> **Brief**
Whenever a line in the data below includes the string "žienka", copy it out.

> **Data for processing**
+---+

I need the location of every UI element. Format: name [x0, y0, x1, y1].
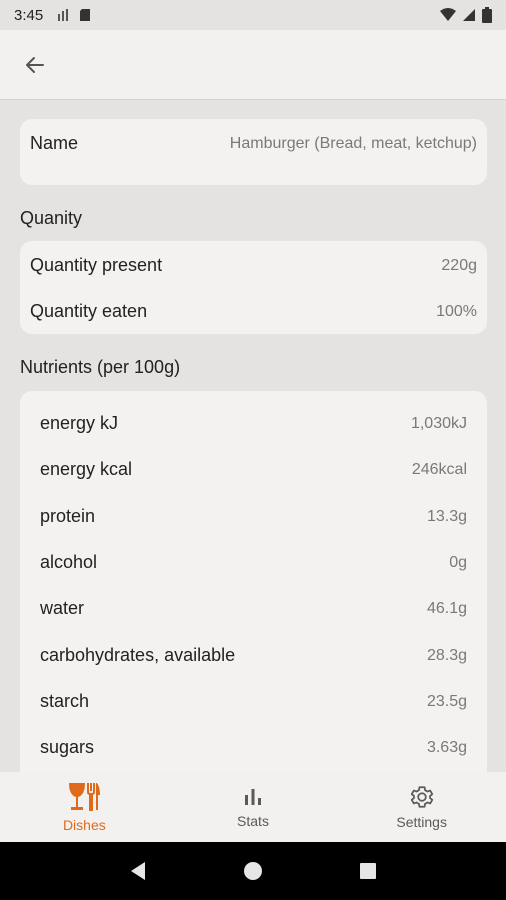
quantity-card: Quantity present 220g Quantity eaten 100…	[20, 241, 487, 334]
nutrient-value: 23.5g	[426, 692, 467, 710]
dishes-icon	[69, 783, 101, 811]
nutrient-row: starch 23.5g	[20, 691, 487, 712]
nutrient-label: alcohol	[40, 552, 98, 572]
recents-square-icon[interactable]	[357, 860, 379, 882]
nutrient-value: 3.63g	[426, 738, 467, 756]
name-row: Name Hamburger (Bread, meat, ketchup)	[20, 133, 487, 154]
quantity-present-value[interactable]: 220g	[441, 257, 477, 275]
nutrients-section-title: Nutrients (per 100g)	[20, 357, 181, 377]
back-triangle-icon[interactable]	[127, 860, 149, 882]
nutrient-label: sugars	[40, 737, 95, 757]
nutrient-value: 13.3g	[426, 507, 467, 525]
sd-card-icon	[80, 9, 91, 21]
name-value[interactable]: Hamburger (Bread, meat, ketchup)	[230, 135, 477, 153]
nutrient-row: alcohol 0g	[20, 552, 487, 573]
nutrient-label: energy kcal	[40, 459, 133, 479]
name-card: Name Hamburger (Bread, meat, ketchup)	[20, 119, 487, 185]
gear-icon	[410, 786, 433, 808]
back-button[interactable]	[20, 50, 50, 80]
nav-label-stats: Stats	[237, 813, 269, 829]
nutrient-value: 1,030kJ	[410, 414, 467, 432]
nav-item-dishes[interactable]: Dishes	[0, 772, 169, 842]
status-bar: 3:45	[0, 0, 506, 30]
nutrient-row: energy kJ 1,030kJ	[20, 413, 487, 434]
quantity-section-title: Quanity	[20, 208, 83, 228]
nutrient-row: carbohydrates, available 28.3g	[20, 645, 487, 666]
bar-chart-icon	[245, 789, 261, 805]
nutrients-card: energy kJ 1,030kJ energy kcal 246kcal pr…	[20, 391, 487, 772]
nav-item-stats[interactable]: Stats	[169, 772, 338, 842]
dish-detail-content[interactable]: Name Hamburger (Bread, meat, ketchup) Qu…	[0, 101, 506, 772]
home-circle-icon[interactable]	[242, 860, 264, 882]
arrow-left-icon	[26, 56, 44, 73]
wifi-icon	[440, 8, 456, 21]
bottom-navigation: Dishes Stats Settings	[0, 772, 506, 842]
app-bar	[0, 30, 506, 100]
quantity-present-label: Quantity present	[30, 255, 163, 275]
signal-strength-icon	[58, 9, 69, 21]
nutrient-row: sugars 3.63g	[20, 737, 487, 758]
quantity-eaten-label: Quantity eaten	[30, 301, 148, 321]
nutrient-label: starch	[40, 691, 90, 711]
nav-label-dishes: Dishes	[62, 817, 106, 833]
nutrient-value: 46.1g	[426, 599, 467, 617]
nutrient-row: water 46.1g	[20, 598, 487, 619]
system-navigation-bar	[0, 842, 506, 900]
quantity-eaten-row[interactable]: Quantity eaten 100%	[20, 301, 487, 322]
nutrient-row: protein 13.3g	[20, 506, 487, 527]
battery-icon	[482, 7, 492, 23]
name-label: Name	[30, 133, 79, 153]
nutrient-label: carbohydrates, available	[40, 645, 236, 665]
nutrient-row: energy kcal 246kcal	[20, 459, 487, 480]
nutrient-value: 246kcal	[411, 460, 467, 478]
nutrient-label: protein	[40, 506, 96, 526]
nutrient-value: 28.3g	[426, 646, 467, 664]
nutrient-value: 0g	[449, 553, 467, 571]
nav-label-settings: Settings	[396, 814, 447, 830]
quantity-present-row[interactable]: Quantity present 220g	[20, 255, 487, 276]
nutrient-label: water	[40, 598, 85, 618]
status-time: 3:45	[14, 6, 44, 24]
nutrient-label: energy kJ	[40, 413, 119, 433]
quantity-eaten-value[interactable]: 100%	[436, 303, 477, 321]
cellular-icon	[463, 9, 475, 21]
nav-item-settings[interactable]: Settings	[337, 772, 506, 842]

+---+

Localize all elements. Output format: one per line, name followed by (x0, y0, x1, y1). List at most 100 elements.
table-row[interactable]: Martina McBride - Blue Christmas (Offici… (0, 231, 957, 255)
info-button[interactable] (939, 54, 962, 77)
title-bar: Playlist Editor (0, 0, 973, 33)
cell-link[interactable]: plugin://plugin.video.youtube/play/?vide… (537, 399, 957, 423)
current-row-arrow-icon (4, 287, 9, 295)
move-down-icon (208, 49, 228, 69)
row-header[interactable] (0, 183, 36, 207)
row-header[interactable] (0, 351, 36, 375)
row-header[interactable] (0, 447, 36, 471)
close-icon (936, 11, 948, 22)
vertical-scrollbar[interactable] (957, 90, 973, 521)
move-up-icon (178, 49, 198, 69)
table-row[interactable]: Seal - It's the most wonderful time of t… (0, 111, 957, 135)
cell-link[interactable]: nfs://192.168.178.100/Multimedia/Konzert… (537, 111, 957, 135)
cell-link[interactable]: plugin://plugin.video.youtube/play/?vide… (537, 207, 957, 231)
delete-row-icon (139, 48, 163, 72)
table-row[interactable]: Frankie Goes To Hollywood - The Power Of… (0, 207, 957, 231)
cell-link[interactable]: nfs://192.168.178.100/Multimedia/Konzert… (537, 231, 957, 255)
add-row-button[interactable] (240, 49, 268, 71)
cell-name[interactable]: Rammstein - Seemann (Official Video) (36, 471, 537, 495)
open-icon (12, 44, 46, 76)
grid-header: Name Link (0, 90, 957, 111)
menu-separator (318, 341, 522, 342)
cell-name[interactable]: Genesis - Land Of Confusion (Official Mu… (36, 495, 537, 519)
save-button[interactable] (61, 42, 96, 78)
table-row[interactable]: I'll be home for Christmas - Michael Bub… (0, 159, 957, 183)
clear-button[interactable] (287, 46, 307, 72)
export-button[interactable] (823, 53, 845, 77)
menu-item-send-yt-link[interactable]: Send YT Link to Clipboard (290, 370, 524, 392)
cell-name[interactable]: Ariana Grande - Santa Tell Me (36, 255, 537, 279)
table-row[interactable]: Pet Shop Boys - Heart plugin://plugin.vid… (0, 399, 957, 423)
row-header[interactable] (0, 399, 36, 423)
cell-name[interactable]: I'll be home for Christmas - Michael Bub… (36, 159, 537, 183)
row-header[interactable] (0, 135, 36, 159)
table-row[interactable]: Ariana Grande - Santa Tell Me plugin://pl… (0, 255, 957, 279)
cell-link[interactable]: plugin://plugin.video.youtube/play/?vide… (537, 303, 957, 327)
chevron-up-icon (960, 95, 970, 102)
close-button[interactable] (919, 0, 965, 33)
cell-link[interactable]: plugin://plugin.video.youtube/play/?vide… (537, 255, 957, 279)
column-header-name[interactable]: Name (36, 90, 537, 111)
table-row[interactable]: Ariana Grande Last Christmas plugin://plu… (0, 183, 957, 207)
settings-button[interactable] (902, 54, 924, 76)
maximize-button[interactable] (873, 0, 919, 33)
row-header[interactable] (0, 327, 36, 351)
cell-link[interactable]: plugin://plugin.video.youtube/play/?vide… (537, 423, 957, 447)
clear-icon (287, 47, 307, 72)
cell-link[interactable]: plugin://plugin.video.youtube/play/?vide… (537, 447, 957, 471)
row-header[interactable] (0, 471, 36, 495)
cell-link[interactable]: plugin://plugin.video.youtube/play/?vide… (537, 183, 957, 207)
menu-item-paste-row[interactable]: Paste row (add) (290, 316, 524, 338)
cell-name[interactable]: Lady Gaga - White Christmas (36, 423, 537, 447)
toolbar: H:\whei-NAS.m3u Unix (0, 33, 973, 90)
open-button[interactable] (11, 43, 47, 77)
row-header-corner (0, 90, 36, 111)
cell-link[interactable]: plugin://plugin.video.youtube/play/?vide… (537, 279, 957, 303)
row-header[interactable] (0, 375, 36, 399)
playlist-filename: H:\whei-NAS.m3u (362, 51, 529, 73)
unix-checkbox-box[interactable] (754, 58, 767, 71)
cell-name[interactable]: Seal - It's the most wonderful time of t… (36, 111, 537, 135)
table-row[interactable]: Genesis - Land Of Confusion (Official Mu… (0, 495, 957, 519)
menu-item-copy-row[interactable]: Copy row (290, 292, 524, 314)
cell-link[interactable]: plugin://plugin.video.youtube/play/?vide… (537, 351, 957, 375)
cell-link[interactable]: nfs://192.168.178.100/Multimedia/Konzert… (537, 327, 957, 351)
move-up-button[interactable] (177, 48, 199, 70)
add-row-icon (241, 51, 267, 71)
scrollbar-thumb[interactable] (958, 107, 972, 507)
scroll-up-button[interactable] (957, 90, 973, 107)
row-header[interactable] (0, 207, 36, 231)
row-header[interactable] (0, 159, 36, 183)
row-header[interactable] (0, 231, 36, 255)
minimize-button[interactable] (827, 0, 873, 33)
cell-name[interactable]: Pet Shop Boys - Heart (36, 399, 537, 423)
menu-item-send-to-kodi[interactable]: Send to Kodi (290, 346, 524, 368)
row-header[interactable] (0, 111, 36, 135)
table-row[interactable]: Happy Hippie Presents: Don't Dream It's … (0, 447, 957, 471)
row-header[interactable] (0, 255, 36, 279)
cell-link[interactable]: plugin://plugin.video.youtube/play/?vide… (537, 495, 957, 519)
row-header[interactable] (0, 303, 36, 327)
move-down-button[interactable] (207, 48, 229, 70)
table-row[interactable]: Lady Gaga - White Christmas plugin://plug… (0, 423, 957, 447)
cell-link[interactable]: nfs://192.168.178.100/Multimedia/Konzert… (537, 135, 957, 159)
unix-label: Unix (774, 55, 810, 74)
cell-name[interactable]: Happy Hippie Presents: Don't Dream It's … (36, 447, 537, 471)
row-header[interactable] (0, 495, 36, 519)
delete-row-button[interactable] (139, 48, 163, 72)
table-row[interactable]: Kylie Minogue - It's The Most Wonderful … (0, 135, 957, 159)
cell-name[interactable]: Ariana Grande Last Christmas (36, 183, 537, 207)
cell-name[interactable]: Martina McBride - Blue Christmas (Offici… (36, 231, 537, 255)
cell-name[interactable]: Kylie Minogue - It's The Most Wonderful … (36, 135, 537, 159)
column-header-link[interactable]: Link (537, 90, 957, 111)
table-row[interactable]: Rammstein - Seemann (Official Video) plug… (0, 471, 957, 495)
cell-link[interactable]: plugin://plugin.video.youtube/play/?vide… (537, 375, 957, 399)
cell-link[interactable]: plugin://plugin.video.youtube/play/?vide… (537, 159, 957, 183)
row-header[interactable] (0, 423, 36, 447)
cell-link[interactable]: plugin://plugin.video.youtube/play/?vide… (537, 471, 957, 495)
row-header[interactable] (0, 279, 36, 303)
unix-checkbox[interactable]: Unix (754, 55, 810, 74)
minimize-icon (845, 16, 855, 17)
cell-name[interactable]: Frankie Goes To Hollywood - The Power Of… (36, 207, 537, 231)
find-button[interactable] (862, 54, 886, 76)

+---+

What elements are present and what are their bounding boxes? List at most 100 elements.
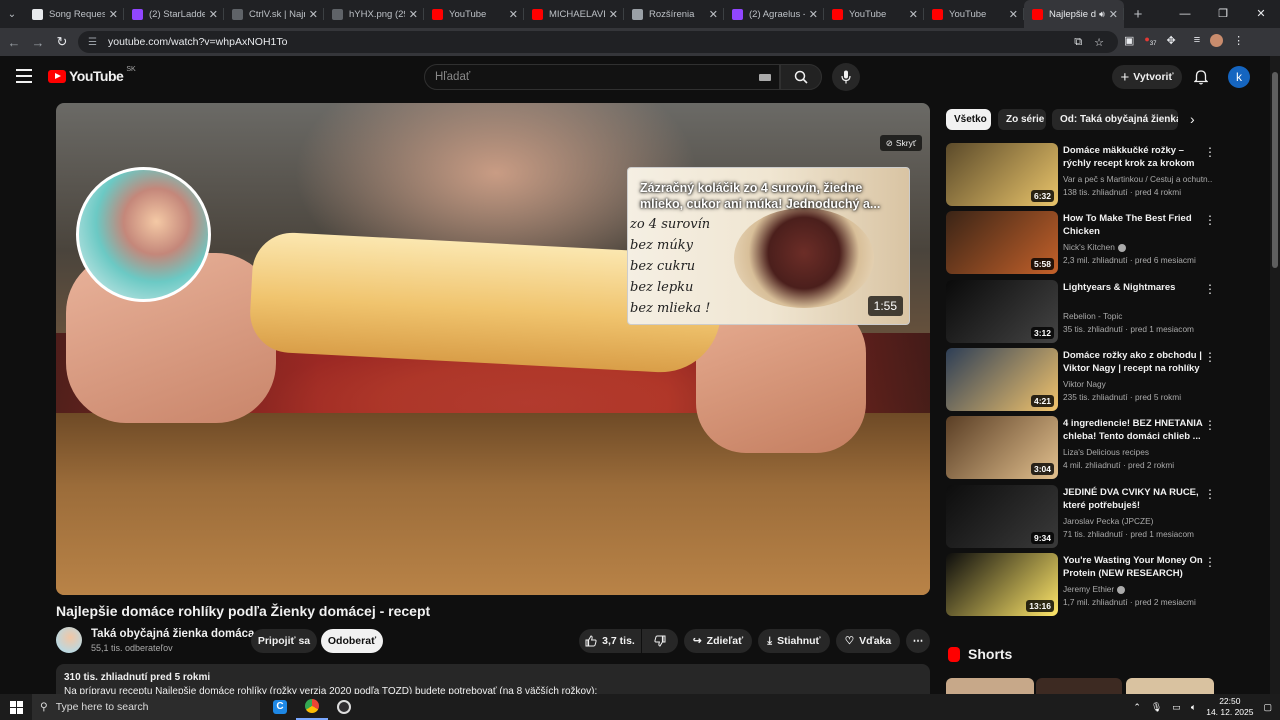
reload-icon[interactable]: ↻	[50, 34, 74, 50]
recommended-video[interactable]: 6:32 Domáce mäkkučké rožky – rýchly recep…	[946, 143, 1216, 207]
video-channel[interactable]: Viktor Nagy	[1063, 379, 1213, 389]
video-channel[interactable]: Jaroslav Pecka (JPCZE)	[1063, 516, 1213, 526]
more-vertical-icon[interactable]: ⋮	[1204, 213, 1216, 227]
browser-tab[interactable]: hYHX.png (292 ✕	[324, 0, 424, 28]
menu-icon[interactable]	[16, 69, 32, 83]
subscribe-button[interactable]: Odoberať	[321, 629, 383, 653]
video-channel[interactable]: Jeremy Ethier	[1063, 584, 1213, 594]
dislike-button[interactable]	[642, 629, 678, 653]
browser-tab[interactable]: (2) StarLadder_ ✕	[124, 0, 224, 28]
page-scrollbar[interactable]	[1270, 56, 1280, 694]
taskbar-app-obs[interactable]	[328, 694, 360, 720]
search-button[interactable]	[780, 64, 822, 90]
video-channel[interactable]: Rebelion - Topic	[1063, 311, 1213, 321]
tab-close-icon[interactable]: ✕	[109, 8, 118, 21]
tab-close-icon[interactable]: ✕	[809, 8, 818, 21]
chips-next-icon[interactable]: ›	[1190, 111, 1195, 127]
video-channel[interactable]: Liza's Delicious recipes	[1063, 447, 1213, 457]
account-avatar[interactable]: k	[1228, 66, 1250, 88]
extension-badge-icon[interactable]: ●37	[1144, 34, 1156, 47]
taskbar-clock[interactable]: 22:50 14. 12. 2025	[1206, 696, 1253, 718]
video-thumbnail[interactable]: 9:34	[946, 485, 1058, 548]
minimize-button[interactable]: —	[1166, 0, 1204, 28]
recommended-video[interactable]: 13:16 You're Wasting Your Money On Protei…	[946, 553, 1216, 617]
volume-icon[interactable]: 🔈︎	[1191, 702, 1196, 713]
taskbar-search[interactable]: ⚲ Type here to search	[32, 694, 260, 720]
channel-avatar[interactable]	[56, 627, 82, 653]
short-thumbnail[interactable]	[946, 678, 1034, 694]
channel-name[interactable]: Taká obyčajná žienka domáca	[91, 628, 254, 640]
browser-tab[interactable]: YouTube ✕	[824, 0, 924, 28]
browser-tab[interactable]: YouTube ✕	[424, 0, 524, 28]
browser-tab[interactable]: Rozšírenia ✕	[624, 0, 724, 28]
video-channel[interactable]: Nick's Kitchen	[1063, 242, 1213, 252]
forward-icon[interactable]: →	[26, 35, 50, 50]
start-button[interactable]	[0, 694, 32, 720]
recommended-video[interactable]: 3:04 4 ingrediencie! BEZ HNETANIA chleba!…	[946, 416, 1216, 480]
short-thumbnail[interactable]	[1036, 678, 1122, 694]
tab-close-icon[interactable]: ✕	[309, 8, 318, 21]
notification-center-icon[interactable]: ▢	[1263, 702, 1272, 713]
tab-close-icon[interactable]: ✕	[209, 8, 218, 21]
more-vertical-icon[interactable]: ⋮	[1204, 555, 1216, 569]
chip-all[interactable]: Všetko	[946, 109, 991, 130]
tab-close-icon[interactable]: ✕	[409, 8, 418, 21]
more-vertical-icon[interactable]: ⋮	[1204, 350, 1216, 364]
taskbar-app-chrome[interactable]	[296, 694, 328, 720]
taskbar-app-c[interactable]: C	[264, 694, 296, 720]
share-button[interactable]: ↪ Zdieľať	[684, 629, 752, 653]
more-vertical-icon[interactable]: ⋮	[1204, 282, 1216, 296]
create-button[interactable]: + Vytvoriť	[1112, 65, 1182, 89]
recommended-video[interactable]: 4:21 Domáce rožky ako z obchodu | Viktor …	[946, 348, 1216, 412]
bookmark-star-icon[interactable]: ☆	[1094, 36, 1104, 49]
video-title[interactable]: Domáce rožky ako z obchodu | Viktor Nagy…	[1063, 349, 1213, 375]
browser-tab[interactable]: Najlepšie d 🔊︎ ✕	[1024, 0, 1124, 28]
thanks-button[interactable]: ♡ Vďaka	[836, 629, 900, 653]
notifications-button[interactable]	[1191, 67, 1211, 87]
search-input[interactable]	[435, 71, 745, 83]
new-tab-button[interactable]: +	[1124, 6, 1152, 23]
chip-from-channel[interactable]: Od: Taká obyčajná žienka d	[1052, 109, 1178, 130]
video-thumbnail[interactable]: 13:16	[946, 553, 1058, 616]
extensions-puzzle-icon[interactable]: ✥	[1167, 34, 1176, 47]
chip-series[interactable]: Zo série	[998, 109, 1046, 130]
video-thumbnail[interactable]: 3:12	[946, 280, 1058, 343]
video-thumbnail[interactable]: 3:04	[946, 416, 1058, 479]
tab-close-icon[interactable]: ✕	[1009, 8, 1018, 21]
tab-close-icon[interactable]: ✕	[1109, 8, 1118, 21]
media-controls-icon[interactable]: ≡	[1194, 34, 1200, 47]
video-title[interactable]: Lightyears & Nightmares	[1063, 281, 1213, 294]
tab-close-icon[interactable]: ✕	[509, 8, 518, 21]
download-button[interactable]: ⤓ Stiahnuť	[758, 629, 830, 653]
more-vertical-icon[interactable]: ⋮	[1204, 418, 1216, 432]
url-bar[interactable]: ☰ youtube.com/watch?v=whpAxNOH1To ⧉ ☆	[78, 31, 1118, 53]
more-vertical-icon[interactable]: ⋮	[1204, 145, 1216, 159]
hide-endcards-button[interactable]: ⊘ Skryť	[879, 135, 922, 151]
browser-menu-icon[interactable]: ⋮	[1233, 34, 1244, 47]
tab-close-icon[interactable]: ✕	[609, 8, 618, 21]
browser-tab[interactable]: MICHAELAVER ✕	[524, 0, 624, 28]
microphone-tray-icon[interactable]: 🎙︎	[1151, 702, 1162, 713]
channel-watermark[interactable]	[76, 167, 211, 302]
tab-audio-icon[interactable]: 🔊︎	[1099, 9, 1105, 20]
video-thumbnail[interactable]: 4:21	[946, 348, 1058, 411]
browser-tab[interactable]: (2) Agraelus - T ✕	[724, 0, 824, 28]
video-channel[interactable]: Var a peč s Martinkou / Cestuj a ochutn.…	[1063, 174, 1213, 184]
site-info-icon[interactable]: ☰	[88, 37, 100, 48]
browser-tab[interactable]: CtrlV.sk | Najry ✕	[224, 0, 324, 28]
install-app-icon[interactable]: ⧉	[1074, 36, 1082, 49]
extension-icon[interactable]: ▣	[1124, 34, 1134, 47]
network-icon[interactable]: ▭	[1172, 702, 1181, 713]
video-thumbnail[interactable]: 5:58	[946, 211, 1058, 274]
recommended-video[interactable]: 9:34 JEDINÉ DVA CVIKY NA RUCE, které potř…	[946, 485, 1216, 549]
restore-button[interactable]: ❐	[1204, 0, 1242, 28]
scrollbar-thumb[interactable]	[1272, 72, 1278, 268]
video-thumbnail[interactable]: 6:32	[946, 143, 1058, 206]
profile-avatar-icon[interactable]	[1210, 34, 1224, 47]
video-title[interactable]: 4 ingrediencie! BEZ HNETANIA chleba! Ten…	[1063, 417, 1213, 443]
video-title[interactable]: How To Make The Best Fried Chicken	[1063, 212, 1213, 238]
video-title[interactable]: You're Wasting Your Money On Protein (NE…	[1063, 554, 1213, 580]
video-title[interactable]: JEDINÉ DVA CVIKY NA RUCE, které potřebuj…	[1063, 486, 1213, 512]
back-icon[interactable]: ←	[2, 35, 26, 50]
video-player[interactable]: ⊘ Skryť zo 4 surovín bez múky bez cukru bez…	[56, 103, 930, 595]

+---+

> **Answer area**
channel-name[interactable]: Taká obyčajná žienka domáca	[91, 628, 254, 640]
chip-from-channel[interactable]: Od: Taká obyčajná žienka d	[1052, 109, 1178, 130]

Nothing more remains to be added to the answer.